The response must contain every line from the records below that has "gavage".

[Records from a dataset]
________

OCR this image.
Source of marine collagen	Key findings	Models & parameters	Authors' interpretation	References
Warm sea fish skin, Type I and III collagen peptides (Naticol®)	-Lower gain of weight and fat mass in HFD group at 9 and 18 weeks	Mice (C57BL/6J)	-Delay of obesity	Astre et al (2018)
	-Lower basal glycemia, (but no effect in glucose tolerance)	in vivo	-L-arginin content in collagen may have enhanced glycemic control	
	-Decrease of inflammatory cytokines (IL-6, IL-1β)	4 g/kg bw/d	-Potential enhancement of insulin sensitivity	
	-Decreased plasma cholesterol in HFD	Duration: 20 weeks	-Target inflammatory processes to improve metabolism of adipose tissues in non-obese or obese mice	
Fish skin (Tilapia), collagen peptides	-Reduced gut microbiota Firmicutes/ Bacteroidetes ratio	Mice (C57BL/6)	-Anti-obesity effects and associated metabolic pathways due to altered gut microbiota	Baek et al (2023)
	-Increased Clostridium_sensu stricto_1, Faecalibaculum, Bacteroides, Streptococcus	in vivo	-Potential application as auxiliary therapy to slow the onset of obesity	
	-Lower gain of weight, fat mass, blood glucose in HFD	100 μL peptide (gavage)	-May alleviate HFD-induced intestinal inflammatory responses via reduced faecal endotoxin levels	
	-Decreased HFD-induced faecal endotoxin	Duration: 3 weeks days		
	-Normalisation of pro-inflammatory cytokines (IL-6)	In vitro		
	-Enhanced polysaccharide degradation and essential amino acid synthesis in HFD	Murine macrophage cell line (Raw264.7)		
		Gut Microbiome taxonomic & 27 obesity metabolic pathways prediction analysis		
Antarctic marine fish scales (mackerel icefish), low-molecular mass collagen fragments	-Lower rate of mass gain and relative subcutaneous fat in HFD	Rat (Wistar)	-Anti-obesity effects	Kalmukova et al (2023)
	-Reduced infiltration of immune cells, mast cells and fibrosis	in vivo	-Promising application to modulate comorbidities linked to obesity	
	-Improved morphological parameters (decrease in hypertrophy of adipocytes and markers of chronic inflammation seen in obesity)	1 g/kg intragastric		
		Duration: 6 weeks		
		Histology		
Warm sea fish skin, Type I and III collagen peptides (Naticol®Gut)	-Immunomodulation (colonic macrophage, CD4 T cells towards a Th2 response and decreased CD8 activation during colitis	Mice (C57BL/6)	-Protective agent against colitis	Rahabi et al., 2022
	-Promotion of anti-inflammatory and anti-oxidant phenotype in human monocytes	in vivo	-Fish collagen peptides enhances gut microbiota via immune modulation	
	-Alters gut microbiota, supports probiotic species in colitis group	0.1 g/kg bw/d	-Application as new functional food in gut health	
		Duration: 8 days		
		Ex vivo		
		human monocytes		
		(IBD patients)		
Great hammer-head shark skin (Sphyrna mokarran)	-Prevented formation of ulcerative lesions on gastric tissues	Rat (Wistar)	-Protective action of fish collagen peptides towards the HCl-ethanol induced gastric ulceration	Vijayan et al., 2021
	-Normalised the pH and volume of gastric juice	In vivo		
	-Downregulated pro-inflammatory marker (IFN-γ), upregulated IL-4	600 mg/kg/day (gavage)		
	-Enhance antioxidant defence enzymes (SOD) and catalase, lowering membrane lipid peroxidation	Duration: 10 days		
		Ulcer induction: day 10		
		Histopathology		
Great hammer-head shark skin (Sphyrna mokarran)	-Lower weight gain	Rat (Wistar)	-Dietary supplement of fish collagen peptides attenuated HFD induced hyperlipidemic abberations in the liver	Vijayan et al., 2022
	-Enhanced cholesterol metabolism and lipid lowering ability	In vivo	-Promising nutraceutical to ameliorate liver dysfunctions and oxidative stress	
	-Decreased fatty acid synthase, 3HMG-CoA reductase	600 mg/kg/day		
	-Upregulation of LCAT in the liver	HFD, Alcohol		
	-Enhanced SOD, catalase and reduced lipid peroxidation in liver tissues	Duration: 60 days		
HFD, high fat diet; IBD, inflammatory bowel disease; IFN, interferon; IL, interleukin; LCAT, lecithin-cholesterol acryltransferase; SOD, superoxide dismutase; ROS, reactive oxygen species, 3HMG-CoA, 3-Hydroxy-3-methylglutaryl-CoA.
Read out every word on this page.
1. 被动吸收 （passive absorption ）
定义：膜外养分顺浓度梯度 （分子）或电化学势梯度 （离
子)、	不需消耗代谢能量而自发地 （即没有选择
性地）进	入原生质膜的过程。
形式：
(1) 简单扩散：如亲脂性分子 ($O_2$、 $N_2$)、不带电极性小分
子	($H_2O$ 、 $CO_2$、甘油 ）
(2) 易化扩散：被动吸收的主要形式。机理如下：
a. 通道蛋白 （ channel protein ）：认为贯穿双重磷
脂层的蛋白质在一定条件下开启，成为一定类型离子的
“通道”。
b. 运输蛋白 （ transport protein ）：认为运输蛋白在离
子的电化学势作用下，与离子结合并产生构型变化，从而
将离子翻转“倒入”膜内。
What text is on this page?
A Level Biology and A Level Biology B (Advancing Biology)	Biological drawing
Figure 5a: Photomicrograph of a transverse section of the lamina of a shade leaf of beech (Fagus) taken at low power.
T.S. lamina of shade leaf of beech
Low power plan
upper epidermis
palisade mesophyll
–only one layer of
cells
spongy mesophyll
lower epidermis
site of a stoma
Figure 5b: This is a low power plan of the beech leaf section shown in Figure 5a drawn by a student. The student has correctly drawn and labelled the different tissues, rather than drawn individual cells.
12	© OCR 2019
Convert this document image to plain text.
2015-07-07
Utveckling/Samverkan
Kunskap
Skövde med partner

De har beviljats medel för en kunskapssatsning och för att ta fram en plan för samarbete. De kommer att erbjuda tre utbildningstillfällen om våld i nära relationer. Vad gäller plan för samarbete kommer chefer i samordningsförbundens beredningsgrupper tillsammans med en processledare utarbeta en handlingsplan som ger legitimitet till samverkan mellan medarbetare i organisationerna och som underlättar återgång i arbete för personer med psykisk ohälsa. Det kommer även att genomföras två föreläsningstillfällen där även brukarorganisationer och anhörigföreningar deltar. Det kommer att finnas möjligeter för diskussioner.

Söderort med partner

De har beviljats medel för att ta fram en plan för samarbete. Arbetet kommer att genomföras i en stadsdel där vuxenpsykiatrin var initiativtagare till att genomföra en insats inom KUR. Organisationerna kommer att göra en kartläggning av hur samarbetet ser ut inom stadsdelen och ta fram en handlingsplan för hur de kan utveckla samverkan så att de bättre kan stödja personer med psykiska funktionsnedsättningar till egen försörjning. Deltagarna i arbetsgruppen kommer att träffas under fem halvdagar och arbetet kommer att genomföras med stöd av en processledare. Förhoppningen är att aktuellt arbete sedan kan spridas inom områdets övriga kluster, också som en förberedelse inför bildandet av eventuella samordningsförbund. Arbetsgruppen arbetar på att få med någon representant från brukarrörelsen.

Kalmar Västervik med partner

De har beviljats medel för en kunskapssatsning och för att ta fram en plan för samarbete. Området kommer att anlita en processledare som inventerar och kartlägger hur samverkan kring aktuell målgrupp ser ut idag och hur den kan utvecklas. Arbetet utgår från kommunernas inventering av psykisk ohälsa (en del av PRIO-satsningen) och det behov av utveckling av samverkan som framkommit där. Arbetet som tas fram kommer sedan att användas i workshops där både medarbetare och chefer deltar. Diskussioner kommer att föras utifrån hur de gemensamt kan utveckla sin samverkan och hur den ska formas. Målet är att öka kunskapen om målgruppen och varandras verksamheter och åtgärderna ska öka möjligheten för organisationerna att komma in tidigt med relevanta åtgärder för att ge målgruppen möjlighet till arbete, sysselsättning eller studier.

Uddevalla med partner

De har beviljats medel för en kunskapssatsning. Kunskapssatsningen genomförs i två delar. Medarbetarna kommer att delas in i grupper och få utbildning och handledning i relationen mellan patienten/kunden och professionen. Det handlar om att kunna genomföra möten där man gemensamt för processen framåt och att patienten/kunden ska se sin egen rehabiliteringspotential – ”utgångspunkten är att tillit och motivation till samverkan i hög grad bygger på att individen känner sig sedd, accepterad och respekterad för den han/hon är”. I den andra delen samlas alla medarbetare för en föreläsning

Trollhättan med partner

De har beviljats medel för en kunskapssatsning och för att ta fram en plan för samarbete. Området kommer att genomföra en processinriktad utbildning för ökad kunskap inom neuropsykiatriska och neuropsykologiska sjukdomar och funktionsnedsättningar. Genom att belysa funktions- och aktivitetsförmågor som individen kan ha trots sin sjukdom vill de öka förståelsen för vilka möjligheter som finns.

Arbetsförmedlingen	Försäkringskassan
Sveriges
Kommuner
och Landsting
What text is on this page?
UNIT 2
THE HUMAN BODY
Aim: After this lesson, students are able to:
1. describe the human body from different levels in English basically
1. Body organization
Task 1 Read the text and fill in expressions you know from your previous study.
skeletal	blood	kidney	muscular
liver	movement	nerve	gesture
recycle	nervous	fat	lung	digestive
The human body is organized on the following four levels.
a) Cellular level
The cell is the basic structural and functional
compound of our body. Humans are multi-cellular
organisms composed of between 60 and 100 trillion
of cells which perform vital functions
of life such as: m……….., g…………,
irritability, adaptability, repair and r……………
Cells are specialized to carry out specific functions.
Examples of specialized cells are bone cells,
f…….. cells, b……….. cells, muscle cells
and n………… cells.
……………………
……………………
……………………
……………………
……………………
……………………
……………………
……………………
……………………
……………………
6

________

TASK RESULT:
	-Lower gain of weight, fat mass, blood glucose in HFD	100 μL peptide (gavage)	-May alleviate HFD-induced intestinal inflammatory responses via reduced faecal endotoxin levels	
	-Downregulated pro-inflammatory marker (IFN-γ), upregulated IL-4	600 mg/kg/day (gavage)		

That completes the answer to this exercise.